• [What is required]: Copy out all lines carrying the word "Values".

• [Data for this task]:
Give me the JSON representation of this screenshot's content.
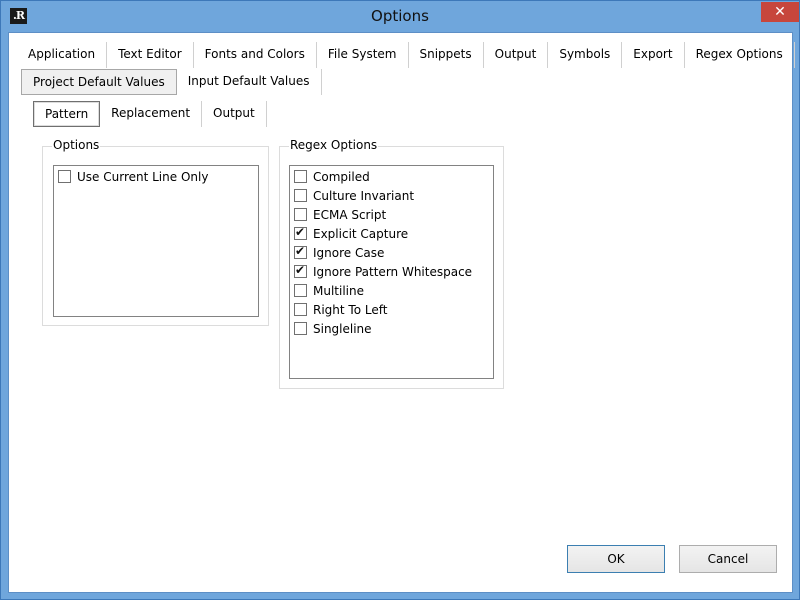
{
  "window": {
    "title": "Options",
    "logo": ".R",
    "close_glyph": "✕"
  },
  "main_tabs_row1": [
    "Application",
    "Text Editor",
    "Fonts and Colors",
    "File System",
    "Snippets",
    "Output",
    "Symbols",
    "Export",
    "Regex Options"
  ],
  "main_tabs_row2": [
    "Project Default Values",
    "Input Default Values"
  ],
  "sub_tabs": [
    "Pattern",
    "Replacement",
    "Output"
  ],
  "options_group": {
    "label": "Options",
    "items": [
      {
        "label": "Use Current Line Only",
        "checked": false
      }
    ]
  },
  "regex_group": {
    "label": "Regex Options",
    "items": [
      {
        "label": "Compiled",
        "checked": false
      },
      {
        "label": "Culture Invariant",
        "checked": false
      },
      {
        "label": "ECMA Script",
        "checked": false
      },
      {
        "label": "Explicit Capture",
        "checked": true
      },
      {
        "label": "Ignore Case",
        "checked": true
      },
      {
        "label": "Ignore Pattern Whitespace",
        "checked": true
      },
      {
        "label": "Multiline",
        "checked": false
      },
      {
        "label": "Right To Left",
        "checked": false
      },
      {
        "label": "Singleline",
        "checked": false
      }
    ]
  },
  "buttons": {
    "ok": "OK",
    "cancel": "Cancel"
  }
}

--

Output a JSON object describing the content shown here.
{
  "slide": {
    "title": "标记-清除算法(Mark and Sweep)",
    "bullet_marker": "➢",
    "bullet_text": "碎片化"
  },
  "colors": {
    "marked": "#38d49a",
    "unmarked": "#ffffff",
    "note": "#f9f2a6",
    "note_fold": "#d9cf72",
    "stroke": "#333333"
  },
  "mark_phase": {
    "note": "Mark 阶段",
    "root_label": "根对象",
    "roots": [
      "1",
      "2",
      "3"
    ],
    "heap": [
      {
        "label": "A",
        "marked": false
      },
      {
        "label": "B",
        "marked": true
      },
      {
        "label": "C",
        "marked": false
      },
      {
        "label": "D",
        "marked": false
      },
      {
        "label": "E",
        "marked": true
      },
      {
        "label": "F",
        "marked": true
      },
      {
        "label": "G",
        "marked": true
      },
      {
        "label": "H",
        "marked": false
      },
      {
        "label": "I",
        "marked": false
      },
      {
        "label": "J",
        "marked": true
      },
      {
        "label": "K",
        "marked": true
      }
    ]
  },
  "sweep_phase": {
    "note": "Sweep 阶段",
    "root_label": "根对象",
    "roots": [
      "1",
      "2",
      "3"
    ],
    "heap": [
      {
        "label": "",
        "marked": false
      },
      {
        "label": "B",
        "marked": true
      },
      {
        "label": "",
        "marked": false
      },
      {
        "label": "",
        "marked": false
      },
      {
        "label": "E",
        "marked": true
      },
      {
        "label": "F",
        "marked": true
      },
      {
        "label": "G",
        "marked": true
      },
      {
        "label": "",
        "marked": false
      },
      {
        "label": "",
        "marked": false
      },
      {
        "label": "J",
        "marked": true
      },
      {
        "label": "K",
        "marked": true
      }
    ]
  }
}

• [Solution to this task]:
    "Project Default Values",
    "Input Default Values"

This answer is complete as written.